Report how many lines of the entries below contain the word "переулок", and nothing more.

* * * * * * *

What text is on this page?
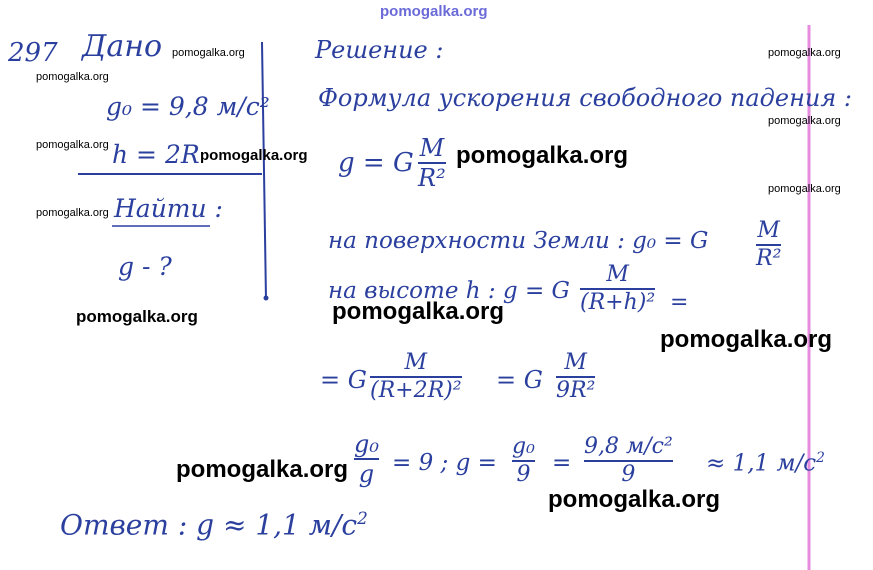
pomogalka.org
297 Дано
g₀ = 9,8 м/с²
h = 2R
Найти :
g - ?
Решение :
Формула ускорения свободного падения :
g = G M
R²
на поверхности Земли : g₀ = G M
R²
на высоте h : g = G
M
(R+h)² =
= G
M
(R+2R)² = G
M
9R²
g₀
g = 9 ; g =
g₀
9 =
9,8 м/с²
9	≈ 1,1 $м/с^2$
Ответ : g ≈ 1,1 $м/с^2$
pomogalka.org
pomogalka.org
pomogalka.org
pomogalka.org
pomogalka.org
pomogalka.org
pomogalka.org
pomogalka.org
pomogalka.org
pomogalka.org	pomogalka.org
pomogalka.org
pomogalka.org
pomogalka.org
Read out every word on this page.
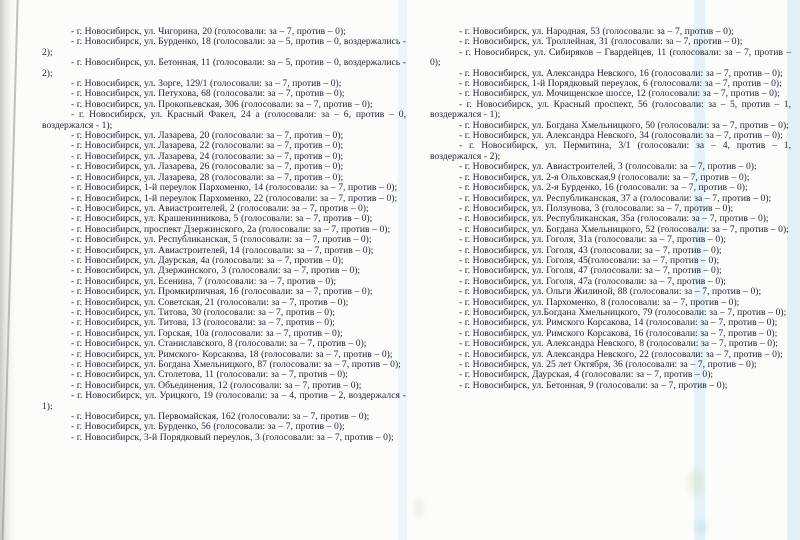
- г. Новосибирск, ул. Чигорина, 20 (голосовали: за – 7, против – 0);

- г. Новосибирск, ул. Бурденко, 18 (голосовали: за – 5, против – 0, воздержались - 2);

- г. Новосибирск, ул. Бетонная, 11 (голосовали: за – 5, против – 0, воздержались - 2);

- г. Новосибирск, ул. Зорге, 129/1 (голосовали: за – 7, против – 0);

- г. Новосибирск, ул. Петухова, 68 (голосовали: за – 7, против – 0);

- г. Новосибирск, ул. Прокопьевская, 306 (голосовали: за – 7, против – 0);

- г. Новосибирск, ул. Красный Факел, 24 а (голосовали: за – 6, против – 0, воздержался - 1);

- г. Новосибирск, ул. Лазарева, 20 (голосовали: за – 7, против – 0);

- г. Новосибирск, ул. Лазарева, 22 (голосовали: за – 7, против – 0);

- г. Новосибирск, ул. Лазарева, 24 (голосовали: за – 7, против – 0);

- г. Новосибирск, ул. Лазарева, 26 (голосовали: за – 7, против – 0);

- г. Новосибирск, ул. Лазарева, 28 (голосовали: за – 7, против – 0);

- г. Новосибирск, 1-й переулок Пархоменко, 14 (голосовали: за – 7, против – 0);

- г. Новосибирск, 1-й переулок Пархоменко, 22 (голосовали: за – 7, против – 0);

- г. Новосибирск, ул. Авиастроителей, 2 (голосовали: за – 7, против – 0);

- г. Новосибирск, ул. Крашенинникова, 5 (голосовали: за – 7, против – 0);

- г. Новосибирск, проспект Дзержинского, 2а (голосовали: за – 7, против – 0);

- г. Новосибирск, ул. Республиканская, 5 (голосовали: за – 7, против – 0);

- г. Новосибирск, ул. Авиастроителей, 14 (голосовали: за – 7, против – 0);

- г. Новосибирск, ул. Даурская, 4а (голосовали: за – 7, против – 0);

- г. Новосибирск, ул. Дзержинского, 3 (голосовали: за – 7, против – 0);

- г. Новосибирск, ул. Есенина, 7 (голосовали: за – 7, против – 0);

- г. Новосибирск, ул. Промкирпичная, 16 (голосовали: за – 7, против – 0);

- г. Новосибирск, ул. Советская, 21 (голосовали: за – 7, против – 0);

- г. Новосибирск, ул. Титова, 30 (голосовали: за – 7, против – 0);

- г. Новосибирск, ул. Титова, 13 (голосовали: за – 7, против – 0);

- г. Новосибирск, ул. Горская, 10а (голосовали: за – 7, против – 0);

- г. Новосибирск, ул. Станиславского, 8 (голосовали: за – 7, против – 0);

- г. Новосибирск, ул. Римского- Корсакова, 18 (голосовали: за – 7, против – 0);

- г. Новосибирск, ул. Богдана Хмельницкого, 87 (голосовали: за – 7, против – 0);

- г. Новосибирск, ул. Столетова, 11 (голосовали: за – 7, против – 0);

- г. Новосибирск, ул. Объединения, 12 (голосовали: за – 7, против – 0);

- г. Новосибирск, ул. Урицкого, 19 (голосовали: за – 4, против – 2, воздержался - 1);

- г. Новосибирск, ул. Первомайская, 162 (голосовали: за – 7, против – 0);

- г. Новосибирск, ул. Бурденко, 56 (голосовали: за – 7, против – 0);

- г. Новосибирск, 3-й Порядковый переулок, 3 (голосовали: за – 7, против – 0);

- г. Новосибирск, ул. Народная, 53 (голосовали: за – 7, против – 0);

- г. Новосибирск, ул. Троллейная, 31 (голосовали: за – 7, против – 0);

- г. Новосибирск, ул. Сибиряков – Гвардейцев, 11 (голосовали: за – 7, против – 0);

- г. Новосибирск, ул. Александра Невского, 16 (голосовали: за – 7, против – 0);

- г. Новосибирск, 1-й Порядковый переулок, 6 (голосовали: за – 7, против – 0);

- г. Новосибирск, ул. Мочищенское шоссе, 12 (голосовали: за – 7, против – 0);

- г. Новосибирск, ул. Красный проспект, 56 (голосовали: за – 5, против – 1, воздержался - 1);

- г. Новосибирск, ул. Богдана Хмельницкого, 50 (голосовали: за – 7, против – 0);

- г. Новосибирск, ул. Александра Невского, 34 (голосовали: за – 7, против – 0);

- г. Новосибирск, ул. Пермитина, 3/1 (голосовали: за – 4, против – 1, воздержался - 2);

- г. Новосибирск, ул. Авиастроителей, 3 (голосовали: за – 7, против – 0);

- г. Новосибирск, ул. 2-я Ольховская,9 (голосовали: за – 7, против – 0);

- г. Новосибирск, ул. 2-я Бурденко, 16 (голосовали: за – 7, против – 0);

- г. Новосибирск, ул. Республиканская, 37 а (голосовали: за – 7, против – 0);

- г. Новосибирск, ул. Ползунова, 3 (голосовали: за – 7, против – 0);

- г. Новосибирск, ул. Республиканская, 35а (голосовали: за – 7, против – 0);

- г. Новосибирск, ул. Богдана Хмельницкого, 52 (голосовали: за – 7, против – 0);

- г. Новосибирск, ул. Гоголя, 31а (голосовали: за – 7, против – 0);

- г. Новосибирск, ул. Гоголя, 43 (голосовали: за – 7, против – 0);

- г. Новосибирск, ул. Гоголя, 45(голосовали: за – 7, против – 0);

- г. Новосибирск, ул. Гоголя, 47 (голосовали: за – 7, против – 0);

- г. Новосибирск, ул. Гоголя, 47а (голосовали: за – 7, против – 0);

- г. Новосибирск, ул. Ольги Жилиной, 88 (голосовали: за – 7, против – 0);

- г. Новосибирск, ул. Пархоменко, 8 (голосовали: за – 7, против – 0);

- г. Новосибирск, ул.Богдана Хмельницкого, 79 (голосовали: за – 7, против – 0);

- г. Новосибирск, ул. Римского Корсакова, 14 (голосовали: за – 7, против – 0);

- г. Новосибирск, ул. Римского Корсакова, 16 (голосовали: за – 7, против – 0);

- г. Новосибирск, ул. Александра Невского, 8 (голосовали: за – 7, против – 0);

- г. Новосибирск, ул. Александра Невского, 22 (голосовали: за – 7, против – 0);

- г. Новосибирск, ул. 25 лет Октября, 36 (голосовали: за – 7, против – 0);

- г. Новосибирск, Даурская, 4 (голосовали: за – 7, против – 0);

- г. Новосибирск, ул. Бетонная, 9 (голосовали: за – 7, против – 0);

* * * * * * *

(TASK ANSWER) 4